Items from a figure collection
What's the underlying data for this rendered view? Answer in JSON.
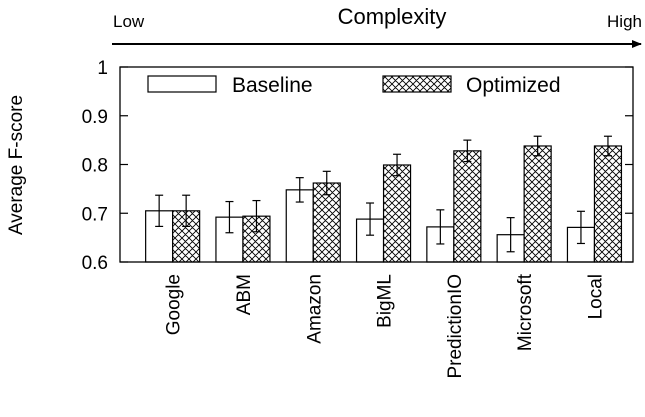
{
  "chart_data": {
    "type": "bar",
    "header": {
      "title": "Complexity",
      "left_label": "Low",
      "right_label": "High"
    },
    "categories": [
      "Google",
      "ABM",
      "Amazon",
      "BigML",
      "PredictionIO",
      "Microsoft",
      "Local"
    ],
    "series": [
      {
        "name": "Baseline",
        "pattern": "none",
        "values": [
          0.705,
          0.692,
          0.748,
          0.688,
          0.672,
          0.656,
          0.671
        ],
        "errors": [
          0.032,
          0.032,
          0.025,
          0.033,
          0.035,
          0.035,
          0.033
        ]
      },
      {
        "name": "Optimized",
        "pattern": "crosshatch",
        "values": [
          0.705,
          0.694,
          0.762,
          0.799,
          0.828,
          0.838,
          0.838
        ],
        "errors": [
          0.032,
          0.032,
          0.024,
          0.022,
          0.022,
          0.02,
          0.02
        ]
      }
    ],
    "ylabel": "Average F-score",
    "xlabel": "",
    "ylim": [
      0.6,
      1.0
    ],
    "yticks": [
      "0.6",
      "0.7",
      "0.8",
      "0.9",
      "1"
    ],
    "legend_position": "top",
    "grid": false
  }
}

- **Directions**: Restate the records above in full, word for word. Keep pictures out.

- **Full solution**:
What's the underlying data for this rendered view? Answer in JSON.
{
  "chart_data": {
    "type": "bar",
    "header": {
      "title": "Complexity",
      "left_label": "Low",
      "right_label": "High"
    },
    "categories": [
      "Google",
      "ABM",
      "Amazon",
      "BigML",
      "PredictionIO",
      "Microsoft",
      "Local"
    ],
    "series": [
      {
        "name": "Baseline",
        "pattern": "none",
        "values": [
          0.705,
          0.692,
          0.748,
          0.688,
          0.672,
          0.656,
          0.671
        ],
        "errors": [
          0.032,
          0.032,
          0.025,
          0.033,
          0.035,
          0.035,
          0.033
        ]
      },
      {
        "name": "Optimized",
        "pattern": "crosshatch",
        "values": [
          0.705,
          0.694,
          0.762,
          0.799,
          0.828,
          0.838,
          0.838
        ],
        "errors": [
          0.032,
          0.032,
          0.024,
          0.022,
          0.022,
          0.02,
          0.02
        ]
      }
    ],
    "ylabel": "Average F-score",
    "xlabel": "",
    "ylim": [
      0.6,
      1.0
    ],
    "yticks": [
      "0.6",
      "0.7",
      "0.8",
      "0.9",
      "1"
    ],
    "legend_position": "top",
    "grid": false
  }
}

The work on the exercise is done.